(Records from a data source)
● ● ● ● ●

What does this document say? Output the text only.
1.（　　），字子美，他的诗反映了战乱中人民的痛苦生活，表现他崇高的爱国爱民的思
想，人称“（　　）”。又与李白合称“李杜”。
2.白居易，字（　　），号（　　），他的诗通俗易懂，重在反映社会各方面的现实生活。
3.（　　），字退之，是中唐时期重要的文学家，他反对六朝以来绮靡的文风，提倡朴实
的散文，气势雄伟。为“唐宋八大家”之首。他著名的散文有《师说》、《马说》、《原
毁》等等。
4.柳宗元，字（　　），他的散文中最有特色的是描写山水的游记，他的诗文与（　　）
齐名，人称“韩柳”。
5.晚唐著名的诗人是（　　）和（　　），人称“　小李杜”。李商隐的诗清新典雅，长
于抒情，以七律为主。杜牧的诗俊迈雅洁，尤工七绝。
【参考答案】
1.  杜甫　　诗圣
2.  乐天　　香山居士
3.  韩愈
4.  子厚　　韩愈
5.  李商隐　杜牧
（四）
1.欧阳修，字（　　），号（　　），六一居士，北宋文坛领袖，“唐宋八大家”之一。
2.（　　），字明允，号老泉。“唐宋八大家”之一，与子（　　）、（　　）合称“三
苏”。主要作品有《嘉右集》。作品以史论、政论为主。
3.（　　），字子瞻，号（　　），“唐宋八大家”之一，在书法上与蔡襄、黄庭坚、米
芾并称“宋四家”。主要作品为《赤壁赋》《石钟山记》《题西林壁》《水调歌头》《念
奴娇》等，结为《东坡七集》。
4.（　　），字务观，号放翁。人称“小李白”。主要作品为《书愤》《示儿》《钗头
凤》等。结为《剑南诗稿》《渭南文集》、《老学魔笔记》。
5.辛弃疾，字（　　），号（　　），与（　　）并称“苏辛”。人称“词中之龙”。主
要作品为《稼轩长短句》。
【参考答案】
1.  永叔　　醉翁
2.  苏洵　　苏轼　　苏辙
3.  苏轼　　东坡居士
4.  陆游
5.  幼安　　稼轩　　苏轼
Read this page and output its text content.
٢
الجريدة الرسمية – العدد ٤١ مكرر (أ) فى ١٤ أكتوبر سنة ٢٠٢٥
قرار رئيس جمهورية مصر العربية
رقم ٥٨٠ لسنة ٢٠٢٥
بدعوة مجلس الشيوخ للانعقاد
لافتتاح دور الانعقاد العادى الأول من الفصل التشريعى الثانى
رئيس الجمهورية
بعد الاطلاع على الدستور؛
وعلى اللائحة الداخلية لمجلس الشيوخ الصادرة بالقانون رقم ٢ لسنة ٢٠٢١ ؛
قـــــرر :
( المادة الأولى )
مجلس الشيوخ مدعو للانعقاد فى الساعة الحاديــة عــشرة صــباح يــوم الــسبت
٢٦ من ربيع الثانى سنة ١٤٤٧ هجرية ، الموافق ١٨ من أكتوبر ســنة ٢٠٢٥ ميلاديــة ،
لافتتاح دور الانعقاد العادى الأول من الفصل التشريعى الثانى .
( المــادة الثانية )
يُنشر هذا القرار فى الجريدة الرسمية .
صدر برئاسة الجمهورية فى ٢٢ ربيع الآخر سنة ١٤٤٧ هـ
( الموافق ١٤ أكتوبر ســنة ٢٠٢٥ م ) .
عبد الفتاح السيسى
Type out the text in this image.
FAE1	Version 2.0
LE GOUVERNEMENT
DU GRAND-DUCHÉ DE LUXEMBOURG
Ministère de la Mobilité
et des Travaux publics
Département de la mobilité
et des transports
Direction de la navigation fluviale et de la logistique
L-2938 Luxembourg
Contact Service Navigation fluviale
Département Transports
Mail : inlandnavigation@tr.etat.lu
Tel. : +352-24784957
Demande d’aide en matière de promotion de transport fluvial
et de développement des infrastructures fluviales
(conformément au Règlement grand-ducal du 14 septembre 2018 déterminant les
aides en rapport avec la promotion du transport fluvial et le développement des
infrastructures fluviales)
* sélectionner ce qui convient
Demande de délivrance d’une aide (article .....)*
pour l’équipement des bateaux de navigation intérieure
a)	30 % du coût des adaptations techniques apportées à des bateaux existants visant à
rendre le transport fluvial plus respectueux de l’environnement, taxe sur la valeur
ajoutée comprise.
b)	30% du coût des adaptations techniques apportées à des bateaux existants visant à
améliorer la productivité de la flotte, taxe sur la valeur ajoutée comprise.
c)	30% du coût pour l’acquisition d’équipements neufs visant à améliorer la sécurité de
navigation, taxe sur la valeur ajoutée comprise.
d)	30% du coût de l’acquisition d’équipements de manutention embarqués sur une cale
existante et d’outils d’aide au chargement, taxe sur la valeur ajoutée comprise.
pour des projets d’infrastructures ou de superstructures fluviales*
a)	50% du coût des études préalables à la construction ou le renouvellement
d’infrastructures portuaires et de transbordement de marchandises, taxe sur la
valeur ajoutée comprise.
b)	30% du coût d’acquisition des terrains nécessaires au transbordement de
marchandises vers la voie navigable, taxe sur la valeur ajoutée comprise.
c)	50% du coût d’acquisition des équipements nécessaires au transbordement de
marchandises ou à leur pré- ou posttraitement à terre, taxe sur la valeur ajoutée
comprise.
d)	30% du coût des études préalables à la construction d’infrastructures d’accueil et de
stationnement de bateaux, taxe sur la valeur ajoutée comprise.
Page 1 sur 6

● ● ● ● ●

WRITTEN EXERCISE: Exactly reproduce every line of the data above.

SOLUTION:
What does this document say? Output the text only.
1.（　　），字子美，他的诗反映了战乱中人民的痛苦生活，表现他崇高的爱国爱民的思
想，人称“（　　）”。又与李白合称“李杜”。
2.白居易，字（　　），号（　　），他的诗通俗易懂，重在反映社会各方面的现实生活。
3.（　　），字退之，是中唐时期重要的文学家，他反对六朝以来绮靡的文风，提倡朴实
的散文，气势雄伟。为“唐宋八大家”之首。他著名的散文有《师说》、《马说》、《原
毁》等等。
4.柳宗元，字（　　），他的散文中最有特色的是描写山水的游记，他的诗文与（　　）
齐名，人称“韩柳”。
5.晚唐著名的诗人是（　　）和（　　），人称“　小李杜”。李商隐的诗清新典雅，长
于抒情，以七律为主。杜牧的诗俊迈雅洁，尤工七绝。
【参考答案】
1.  杜甫　　诗圣
2.  乐天　　香山居士
3.  韩愈
4.  子厚　　韩愈
5.  李商隐　杜牧
（四）
1.欧阳修，字（　　），号（　　），六一居士，北宋文坛领袖，“唐宋八大家”之一。
2.（　　），字明允，号老泉。“唐宋八大家”之一，与子（　　）、（　　）合称“三
苏”。主要作品有《嘉右集》。作品以史论、政论为主。
3.（　　），字子瞻，号（　　），“唐宋八大家”之一，在书法上与蔡襄、黄庭坚、米
芾并称“宋四家”。主要作品为《赤壁赋》《石钟山记》《题西林壁》《水调歌头》《念
奴娇》等，结为《东坡七集》。
4.（　　），字务观，号放翁。人称“小李白”。主要作品为《书愤》《示儿》《钗头
凤》等。结为《剑南诗稿》《渭南文集》、《老学魔笔记》。
5.辛弃疾，字（　　），号（　　），与（　　）并称“苏辛”。人称“词中之龙”。主
要作品为《稼轩长短句》。
【参考答案】
1.  永叔　　醉翁
2.  苏洵　　苏轼　　苏辙
3.  苏轼　　东坡居士
4.  陆游
5.  幼安　　稼轩　　苏轼
Read this page and output its text content.
٢
الجريدة الرسمية – العدد ٤١ مكرر (أ) فى ١٤ أكتوبر سنة ٢٠٢٥
قرار رئيس جمهورية مصر العربية
رقم ٥٨٠ لسنة ٢٠٢٥
بدعوة مجلس الشيوخ للانعقاد
لافتتاح دور الانعقاد العادى الأول من الفصل التشريعى الثانى
رئيس الجمهورية
بعد الاطلاع على الدستور؛
وعلى اللائحة الداخلية لمجلس الشيوخ الصادرة بالقانون رقم ٢ لسنة ٢٠٢١ ؛
قـــــرر :
( المادة الأولى )
مجلس الشيوخ مدعو للانعقاد فى الساعة الحاديــة عــشرة صــباح يــوم الــسبت
٢٦ من ربيع الثانى سنة ١٤٤٧ هجرية ، الموافق ١٨ من أكتوبر ســنة ٢٠٢٥ ميلاديــة ،
لافتتاح دور الانعقاد العادى الأول من الفصل التشريعى الثانى .
( المــادة الثانية )
يُنشر هذا القرار فى الجريدة الرسمية .
صدر برئاسة الجمهورية فى ٢٢ ربيع الآخر سنة ١٤٤٧ هـ
( الموافق ١٤ أكتوبر ســنة ٢٠٢٥ م ) .
عبد الفتاح السيسى
Type out the text in this image.
FAE1	Version 2.0
LE GOUVERNEMENT
DU GRAND-DUCHÉ DE LUXEMBOURG
Ministère de la Mobilité
et des Travaux publics
Département de la mobilité
et des transports
Direction de la navigation fluviale et de la logistique
L-2938 Luxembourg
Contact Service Navigation fluviale
Département Transports
Mail : inlandnavigation@tr.etat.lu
Tel. : +352-24784957
Demande d’aide en matière de promotion de transport fluvial
et de développement des infrastructures fluviales
(conformément au Règlement grand-ducal du 14 septembre 2018 déterminant les
aides en rapport avec la promotion du transport fluvial et le développement des
infrastructures fluviales)
* sélectionner ce qui convient
Demande de délivrance d’une aide (article .....)*
pour l’équipement des bateaux de navigation intérieure
a)	30 % du coût des adaptations techniques apportées à des bateaux existants visant à
rendre le transport fluvial plus respectueux de l’environnement, taxe sur la valeur
ajoutée comprise.
b)	30% du coût des adaptations techniques apportées à des bateaux existants visant à
améliorer la productivité de la flotte, taxe sur la valeur ajoutée comprise.
c)	30% du coût pour l’acquisition d’équipements neufs visant à améliorer la sécurité de
navigation, taxe sur la valeur ajoutée comprise.
d)	30% du coût de l’acquisition d’équipements de manutention embarqués sur une cale
existante et d’outils d’aide au chargement, taxe sur la valeur ajoutée comprise.
pour des projets d’infrastructures ou de superstructures fluviales*
a)	50% du coût des études préalables à la construction ou le renouvellement
d’infrastructures portuaires et de transbordement de marchandises, taxe sur la
valeur ajoutée comprise.
b)	30% du coût d’acquisition des terrains nécessaires au transbordement de
marchandises vers la voie navigable, taxe sur la valeur ajoutée comprise.
c)	50% du coût d’acquisition des équipements nécessaires au transbordement de
marchandises ou à leur pré- ou posttraitement à terre, taxe sur la valeur ajoutée
comprise.
d)	30% du coût des études préalables à la construction d’infrastructures d’accueil et de
stationnement de bateaux, taxe sur la valeur ajoutée comprise.
Page 1 sur 6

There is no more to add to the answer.